---------- Texto del ejercicio

Ya ¡no puedo fumar! Vargas tampoco, ni Henares, ni don Sebastián, ni seguramente muchos de vosotros. Después de tantos años de lucha para conseguir, primero, evitar las penas que lleva aparejadas el vicio de fumar, de derrochar ingenio y neuronas para no ser sorprendidos en plena juerga nicotínica o descubiertos a través de indicios racionales de culpabilidad, ahora que nadie nos lo impide, resulta que descubrimos que el tabaco perjudica gravemente nuestra salud.
¡Tantas veces que nos lo dijo don Antonio y le hicimos el más omiso de los casos! ¡Qué destino el de este profesor! ¡Qué incomprensión por nuestra parte! Y en cambio, cómo nos amaba, cómo se desvivía por nosotros, con qué celo y pasión nos perseguía, cómo se entregaba en cuerpo y alma a su tarea, cómo trabajaba para adivinar un síntoma, una huella, un rastro delator, una colilla, un humo, un viento, una prueba. Cómo brillaban sus ojos cuando decía: «¡Tú has fumado!».
A don Antonio, como a todos los pesados, cargantes e inoportunos, no le afectaba la gota fría, el efecto invernadero, el recalentamiento de la atmósfera, la pertinaz sequía, las inundaciones, ni los temporales de la provincia de Tarragona. No se extinguen ni se agotan. Permanecen inalterables a través del tiempo, siempre en guardia, prestos y dispuestos a intervenir.

--------------------

:: Ejercicio 1 ::
Indica si cada afirmación coincide con el texto sobre don Antonio y el tabaco: (a) don Antonio advirtió muchas veces del daño del tabaco y no le hicieron caso; (b) a don Antonio le afectaban las inundaciones; (c) Vargas todavía puede fumar. Responde sí o no y cita las palabras exactas del texto que lo deciden.
:: Ejercicio 2 ::
Retoma el texto sobre don Antonio y el tabaco y continúalo a partir de su última frase.

---------- Registros proporcionados

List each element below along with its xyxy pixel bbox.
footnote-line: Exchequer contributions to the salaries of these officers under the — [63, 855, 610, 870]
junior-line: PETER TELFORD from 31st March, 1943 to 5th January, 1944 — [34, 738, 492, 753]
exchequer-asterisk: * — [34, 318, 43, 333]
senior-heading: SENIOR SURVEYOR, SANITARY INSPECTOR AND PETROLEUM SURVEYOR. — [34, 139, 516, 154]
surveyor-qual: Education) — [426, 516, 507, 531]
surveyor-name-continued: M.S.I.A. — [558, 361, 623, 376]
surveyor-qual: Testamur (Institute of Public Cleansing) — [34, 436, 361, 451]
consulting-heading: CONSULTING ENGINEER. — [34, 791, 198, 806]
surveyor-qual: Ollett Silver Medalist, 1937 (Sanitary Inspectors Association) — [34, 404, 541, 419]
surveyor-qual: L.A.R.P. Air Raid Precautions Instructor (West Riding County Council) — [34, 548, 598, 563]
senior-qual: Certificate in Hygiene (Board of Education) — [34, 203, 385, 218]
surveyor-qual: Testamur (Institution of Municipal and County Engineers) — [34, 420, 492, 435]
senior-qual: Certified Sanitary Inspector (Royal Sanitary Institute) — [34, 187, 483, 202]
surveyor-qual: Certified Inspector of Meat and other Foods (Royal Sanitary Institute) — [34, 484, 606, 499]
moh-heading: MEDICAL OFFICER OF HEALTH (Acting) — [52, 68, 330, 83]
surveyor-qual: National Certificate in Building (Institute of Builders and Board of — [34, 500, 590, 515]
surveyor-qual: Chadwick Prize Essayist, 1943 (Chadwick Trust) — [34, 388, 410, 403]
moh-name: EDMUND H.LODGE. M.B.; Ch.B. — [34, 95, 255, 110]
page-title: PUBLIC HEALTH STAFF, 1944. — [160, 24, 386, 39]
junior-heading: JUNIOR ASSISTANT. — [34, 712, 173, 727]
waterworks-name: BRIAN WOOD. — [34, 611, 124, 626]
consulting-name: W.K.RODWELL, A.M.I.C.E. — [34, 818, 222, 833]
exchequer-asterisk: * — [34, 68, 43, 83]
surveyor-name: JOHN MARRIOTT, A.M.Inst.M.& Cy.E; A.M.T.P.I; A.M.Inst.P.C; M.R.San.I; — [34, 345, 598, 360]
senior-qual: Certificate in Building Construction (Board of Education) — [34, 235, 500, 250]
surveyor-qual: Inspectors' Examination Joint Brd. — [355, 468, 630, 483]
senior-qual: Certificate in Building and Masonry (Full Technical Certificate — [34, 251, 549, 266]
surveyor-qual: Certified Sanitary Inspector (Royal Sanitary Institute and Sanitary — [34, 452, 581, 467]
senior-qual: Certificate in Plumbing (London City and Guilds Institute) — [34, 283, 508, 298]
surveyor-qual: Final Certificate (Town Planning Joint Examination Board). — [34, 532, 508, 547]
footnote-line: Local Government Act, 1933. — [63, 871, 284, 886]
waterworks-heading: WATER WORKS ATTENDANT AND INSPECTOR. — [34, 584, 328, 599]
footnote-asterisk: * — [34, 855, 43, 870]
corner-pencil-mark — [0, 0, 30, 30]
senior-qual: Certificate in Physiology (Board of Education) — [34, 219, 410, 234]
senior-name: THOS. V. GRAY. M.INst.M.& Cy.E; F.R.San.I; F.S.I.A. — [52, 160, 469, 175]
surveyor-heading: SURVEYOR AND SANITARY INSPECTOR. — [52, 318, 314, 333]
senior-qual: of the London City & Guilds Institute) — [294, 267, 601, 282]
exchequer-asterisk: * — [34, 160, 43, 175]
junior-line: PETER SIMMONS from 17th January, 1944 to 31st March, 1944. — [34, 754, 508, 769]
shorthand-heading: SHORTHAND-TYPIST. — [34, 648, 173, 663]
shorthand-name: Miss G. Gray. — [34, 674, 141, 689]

--------------------

:: Respuesta 1 ::
(a) Sí: «¡Tantas veces que nos lo dijo don Antonio y le hicimos el más omiso de los casos!»
(b) No: «no le afectaba la gota fría, el efecto invernadero, el recalentamiento de la atmósfera, la pertinaz sequía, las inundaciones»
(c) No: «¡no puedo fumar! Vargas tampoco»

:: Respuesta 2 ::
Una mañana, en la explanada del patio de la Tercera División, a nuestro compañero Antonio Muñoz Pozo se le cayó una caja de cerillas delante de don Antonio Pérez. Al momento, el “sagaz inspector”, con la seguridad de haber “cobrado pieza” y la satisfacción dibujada en su rostro, le preguntó para qué necesitaba las cerillas.
—¿Para qué voy a quererlas don Antonio? Pues para encender las velas de la iglesia —respondió Pozo, ante la burla general de los presentes, entre los cuales me encontraba—.
Este profesor tenía auténtica pasión por oliscar, ventear u olfatear nuestras ropas y nuestros alientos, con la ilusión nada secreta de encontrar un “corpus delicti”, que le permitiera asegurar:
—¡Vargas, tú has fumado!
Cuando desde hacía mucho tiempo eso lo sabía todo el mundo. Profesores, sacerdotes, monjas, alumnos de los primeros cursos y el personal no docente en bloque, sabían que fumábamos. Vargas, ante el inspector, negaba la evidencia y el resto de compañeros, que lo escoltábamos a los váteres en tan insana misión, ratificábamos la veracidad de sus palabras. Don Antonio no se daba por vencido. Dejaba a Vargas por un momento, se fijaba en otro alumno y sin pensarlo dos veces le lanzaba la acusación:
—¡Almansa, tú sí has fumado!
—Pero don Antonio; si a Luis no le gusta el tabaco —contestábamos—.
—A ver Almansa, abre la boca y échame el aliento —ordenaba el inspector—.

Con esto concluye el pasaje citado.